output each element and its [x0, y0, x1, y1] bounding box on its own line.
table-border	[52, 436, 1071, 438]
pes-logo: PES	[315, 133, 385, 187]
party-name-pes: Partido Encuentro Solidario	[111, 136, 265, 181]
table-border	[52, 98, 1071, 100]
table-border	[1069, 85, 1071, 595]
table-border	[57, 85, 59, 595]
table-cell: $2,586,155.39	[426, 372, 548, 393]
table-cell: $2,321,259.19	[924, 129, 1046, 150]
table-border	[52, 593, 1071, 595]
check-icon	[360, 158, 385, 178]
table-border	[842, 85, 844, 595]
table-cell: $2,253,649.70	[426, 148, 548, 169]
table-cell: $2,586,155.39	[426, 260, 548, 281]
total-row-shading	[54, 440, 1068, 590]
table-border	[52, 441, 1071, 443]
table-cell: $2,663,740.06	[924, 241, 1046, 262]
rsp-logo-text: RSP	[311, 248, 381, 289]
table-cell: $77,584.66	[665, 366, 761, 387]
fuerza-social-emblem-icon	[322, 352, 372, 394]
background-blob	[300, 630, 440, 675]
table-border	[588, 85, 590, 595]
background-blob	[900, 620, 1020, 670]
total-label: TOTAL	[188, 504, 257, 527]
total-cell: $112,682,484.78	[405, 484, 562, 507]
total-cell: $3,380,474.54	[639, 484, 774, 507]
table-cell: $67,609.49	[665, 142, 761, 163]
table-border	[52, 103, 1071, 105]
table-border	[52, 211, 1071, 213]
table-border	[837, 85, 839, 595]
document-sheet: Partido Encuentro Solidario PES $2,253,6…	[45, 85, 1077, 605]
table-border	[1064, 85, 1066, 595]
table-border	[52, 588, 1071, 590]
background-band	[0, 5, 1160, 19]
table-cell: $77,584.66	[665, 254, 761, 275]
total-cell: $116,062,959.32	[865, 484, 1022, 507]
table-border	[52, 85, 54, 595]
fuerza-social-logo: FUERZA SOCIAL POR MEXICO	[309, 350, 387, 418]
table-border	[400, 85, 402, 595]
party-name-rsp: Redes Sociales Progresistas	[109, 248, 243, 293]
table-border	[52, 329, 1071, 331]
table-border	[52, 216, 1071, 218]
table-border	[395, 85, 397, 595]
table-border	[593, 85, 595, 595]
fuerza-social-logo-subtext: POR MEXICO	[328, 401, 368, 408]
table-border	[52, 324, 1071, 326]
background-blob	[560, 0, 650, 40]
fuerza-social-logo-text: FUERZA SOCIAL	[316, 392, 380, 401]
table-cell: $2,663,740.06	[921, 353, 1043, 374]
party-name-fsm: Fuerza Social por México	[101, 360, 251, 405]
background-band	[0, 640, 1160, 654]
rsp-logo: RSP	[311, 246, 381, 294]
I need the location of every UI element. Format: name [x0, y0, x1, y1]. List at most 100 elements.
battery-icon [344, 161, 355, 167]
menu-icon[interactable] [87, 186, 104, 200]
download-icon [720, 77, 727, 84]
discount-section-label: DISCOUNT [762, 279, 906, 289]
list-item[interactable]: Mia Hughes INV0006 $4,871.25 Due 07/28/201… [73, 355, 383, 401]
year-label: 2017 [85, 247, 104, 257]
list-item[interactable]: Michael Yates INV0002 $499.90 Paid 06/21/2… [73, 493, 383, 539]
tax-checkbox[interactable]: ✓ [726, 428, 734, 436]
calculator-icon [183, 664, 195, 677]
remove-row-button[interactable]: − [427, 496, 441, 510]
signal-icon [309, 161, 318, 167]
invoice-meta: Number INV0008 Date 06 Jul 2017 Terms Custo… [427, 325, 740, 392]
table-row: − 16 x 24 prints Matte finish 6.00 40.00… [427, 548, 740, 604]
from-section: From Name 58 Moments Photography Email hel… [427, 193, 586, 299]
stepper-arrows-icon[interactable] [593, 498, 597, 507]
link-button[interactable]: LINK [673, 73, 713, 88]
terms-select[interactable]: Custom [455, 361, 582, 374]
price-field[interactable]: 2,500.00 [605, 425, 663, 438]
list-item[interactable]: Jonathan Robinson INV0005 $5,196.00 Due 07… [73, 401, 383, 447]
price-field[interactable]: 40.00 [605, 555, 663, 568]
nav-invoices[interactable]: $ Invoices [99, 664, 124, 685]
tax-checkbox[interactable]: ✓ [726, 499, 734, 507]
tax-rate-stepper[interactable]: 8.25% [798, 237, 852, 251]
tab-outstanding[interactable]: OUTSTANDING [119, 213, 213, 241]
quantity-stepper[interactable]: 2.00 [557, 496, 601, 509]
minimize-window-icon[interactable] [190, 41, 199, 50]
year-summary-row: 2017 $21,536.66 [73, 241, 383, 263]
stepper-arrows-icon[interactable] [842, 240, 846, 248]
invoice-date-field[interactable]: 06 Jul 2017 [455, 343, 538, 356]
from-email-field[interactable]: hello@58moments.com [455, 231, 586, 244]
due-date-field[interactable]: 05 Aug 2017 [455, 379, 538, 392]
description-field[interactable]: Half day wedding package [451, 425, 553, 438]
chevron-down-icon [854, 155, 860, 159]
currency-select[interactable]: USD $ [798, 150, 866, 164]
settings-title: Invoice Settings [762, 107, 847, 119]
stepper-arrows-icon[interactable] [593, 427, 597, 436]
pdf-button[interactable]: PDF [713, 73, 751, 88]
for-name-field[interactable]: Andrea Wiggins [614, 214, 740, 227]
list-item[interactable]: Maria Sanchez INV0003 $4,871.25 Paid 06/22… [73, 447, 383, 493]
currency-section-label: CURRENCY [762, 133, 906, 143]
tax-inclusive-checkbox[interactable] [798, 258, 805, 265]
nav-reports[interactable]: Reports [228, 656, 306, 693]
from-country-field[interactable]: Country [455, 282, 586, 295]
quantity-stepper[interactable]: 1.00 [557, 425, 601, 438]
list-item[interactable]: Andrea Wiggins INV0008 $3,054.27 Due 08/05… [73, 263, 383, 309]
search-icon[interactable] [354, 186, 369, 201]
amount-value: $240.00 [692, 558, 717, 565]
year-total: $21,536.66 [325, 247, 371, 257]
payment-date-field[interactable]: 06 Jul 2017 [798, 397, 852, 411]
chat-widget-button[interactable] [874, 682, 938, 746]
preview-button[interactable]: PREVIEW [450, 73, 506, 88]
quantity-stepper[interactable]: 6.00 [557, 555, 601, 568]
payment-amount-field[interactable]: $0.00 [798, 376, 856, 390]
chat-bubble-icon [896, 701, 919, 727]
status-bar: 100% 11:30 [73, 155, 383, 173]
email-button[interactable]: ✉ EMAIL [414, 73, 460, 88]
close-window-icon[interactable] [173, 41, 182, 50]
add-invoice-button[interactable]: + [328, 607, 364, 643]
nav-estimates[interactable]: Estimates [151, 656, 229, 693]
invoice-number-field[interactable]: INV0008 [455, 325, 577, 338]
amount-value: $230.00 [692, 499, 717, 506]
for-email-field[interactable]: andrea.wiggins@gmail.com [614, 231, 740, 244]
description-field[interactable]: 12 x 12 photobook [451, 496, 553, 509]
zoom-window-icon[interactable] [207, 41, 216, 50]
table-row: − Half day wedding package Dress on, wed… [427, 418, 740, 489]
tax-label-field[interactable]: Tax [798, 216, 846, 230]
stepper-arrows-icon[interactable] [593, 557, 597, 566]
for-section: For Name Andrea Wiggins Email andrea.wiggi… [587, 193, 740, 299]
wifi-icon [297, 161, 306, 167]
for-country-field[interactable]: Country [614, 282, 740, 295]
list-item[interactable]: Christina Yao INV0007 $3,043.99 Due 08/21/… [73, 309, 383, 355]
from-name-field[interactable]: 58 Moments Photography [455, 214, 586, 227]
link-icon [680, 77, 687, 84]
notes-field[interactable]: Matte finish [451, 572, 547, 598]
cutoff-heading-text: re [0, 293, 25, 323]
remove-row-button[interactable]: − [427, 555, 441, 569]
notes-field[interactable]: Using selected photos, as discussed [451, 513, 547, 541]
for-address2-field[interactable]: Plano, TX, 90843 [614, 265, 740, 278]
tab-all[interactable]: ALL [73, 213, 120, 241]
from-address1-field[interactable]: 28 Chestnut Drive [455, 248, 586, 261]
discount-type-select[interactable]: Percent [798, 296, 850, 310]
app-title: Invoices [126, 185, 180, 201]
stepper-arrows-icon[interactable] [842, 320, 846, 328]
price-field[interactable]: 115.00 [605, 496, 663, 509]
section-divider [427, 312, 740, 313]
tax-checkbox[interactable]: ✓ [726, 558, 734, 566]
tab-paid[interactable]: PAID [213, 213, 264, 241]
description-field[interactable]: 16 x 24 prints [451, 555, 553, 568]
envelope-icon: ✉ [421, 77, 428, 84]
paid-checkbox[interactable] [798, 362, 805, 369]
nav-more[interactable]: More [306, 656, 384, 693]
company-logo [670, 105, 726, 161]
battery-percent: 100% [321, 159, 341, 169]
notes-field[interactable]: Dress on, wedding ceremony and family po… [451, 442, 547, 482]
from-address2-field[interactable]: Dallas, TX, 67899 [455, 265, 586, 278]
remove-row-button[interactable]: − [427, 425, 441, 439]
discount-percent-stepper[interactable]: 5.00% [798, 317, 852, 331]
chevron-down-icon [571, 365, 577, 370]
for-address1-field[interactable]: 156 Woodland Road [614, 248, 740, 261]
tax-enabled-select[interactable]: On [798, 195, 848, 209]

### Stated problem
Reproduce the rows from the first one through the row containing "129, 1046, 150]", replacing "table-border" with "grid-line" and leaving everything else unchanged.

### In response
output each element and its [x0, y0, x1, y1] bounding box on its own line.
grid-line	[52, 436, 1071, 438]
pes-logo: PES	[315, 133, 385, 187]
party-name-pes: Partido Encuentro Solidario	[111, 136, 265, 181]
grid-line	[52, 98, 1071, 100]
grid-line	[1069, 85, 1071, 595]
grid-line	[57, 85, 59, 595]
table-cell: $2,586,155.39	[426, 372, 548, 393]
table-cell: $2,321,259.19	[924, 129, 1046, 150]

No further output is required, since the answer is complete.